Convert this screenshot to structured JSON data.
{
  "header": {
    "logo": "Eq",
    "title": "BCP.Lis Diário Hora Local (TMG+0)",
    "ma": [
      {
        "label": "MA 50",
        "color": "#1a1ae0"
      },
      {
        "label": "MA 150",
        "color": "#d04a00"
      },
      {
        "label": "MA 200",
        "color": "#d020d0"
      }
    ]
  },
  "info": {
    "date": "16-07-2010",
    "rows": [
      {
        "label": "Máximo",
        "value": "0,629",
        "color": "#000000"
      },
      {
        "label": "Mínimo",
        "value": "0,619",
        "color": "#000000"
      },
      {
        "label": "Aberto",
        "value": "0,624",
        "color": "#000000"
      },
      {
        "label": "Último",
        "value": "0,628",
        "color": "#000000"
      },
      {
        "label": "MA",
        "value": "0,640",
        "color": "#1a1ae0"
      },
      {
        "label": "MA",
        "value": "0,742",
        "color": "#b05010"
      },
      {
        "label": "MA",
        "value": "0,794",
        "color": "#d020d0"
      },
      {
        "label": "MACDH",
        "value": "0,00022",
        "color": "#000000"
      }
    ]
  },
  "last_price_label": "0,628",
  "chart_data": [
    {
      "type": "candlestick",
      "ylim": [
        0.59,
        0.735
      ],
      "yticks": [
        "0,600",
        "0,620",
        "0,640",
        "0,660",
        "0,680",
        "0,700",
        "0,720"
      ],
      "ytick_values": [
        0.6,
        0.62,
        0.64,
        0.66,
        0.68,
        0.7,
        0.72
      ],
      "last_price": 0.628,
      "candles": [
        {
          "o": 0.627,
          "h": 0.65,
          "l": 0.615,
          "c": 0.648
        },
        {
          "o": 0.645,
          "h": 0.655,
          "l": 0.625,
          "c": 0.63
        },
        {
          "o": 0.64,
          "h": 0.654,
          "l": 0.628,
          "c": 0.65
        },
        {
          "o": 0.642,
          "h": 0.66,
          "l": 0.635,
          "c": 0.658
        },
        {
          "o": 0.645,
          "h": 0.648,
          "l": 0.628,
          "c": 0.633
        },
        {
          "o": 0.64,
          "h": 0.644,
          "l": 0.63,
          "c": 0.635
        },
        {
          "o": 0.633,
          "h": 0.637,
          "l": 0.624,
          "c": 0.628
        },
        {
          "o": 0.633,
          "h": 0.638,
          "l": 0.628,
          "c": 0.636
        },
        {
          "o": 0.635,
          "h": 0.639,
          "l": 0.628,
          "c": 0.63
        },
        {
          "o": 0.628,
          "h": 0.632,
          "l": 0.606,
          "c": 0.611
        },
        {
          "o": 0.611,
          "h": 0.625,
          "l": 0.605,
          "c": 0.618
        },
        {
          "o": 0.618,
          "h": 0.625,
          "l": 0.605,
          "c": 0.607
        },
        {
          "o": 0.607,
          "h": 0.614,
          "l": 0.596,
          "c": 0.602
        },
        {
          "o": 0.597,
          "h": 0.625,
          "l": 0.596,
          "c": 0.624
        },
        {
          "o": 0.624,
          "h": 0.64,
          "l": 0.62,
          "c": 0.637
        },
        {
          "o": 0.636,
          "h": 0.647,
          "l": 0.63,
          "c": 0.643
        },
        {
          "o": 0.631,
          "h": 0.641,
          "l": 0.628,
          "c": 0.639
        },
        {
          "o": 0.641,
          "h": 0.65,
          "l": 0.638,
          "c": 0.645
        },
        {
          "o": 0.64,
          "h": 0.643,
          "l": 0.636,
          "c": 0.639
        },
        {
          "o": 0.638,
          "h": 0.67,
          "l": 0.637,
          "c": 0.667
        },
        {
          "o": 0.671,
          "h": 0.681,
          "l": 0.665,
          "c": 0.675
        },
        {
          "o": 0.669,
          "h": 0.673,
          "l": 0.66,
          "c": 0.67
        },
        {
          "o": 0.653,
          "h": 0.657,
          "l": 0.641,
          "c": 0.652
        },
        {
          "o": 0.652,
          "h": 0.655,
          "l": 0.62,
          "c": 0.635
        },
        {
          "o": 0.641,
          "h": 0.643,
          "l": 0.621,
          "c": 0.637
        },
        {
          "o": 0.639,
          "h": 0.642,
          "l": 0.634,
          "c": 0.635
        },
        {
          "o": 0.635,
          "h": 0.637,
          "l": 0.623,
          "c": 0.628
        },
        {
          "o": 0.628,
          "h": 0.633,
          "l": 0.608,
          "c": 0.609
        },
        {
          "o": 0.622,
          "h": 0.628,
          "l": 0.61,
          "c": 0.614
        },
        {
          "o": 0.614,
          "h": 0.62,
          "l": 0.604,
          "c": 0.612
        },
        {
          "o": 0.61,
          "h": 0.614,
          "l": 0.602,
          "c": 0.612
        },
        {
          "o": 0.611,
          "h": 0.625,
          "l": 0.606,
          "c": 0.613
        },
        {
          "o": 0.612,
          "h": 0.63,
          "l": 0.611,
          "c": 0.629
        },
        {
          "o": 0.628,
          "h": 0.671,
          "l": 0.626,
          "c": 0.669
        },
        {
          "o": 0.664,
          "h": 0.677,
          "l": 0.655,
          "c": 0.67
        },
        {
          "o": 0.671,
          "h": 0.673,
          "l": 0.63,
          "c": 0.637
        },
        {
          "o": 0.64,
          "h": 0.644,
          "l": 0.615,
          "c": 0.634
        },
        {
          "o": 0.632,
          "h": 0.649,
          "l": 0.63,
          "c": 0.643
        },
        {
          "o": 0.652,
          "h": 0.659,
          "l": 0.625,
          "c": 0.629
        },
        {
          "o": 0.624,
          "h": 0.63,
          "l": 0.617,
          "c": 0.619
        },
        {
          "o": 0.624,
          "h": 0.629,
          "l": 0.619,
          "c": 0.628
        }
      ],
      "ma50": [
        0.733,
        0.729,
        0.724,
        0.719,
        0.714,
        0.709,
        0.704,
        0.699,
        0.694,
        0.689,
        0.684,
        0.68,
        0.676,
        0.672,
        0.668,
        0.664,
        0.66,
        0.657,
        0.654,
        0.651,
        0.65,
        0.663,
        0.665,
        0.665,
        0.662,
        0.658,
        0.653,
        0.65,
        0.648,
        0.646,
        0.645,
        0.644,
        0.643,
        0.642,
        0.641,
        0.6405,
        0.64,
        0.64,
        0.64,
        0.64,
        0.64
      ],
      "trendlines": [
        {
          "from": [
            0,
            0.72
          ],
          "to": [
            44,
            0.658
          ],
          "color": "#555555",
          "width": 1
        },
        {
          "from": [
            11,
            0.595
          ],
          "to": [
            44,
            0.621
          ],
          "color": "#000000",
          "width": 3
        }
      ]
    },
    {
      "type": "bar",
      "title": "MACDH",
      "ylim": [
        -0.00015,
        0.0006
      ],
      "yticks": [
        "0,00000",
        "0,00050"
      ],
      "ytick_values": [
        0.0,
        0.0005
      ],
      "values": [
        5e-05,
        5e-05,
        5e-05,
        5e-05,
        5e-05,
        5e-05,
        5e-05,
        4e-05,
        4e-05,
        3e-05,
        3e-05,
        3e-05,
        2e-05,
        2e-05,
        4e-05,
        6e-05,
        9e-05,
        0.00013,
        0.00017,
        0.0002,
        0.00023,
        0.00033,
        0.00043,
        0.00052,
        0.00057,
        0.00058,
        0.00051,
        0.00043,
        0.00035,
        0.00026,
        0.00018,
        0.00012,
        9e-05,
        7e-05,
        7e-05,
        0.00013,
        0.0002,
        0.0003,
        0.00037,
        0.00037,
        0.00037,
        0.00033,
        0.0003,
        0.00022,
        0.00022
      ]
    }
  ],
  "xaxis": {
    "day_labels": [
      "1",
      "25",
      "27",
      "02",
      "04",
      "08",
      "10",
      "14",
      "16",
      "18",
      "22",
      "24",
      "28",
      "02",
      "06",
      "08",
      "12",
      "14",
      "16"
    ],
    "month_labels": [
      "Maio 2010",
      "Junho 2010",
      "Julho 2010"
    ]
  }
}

• **Given problem**: Report how many lines in the data contain the word "title", with no words besides the number.

• **Exercise response**: 2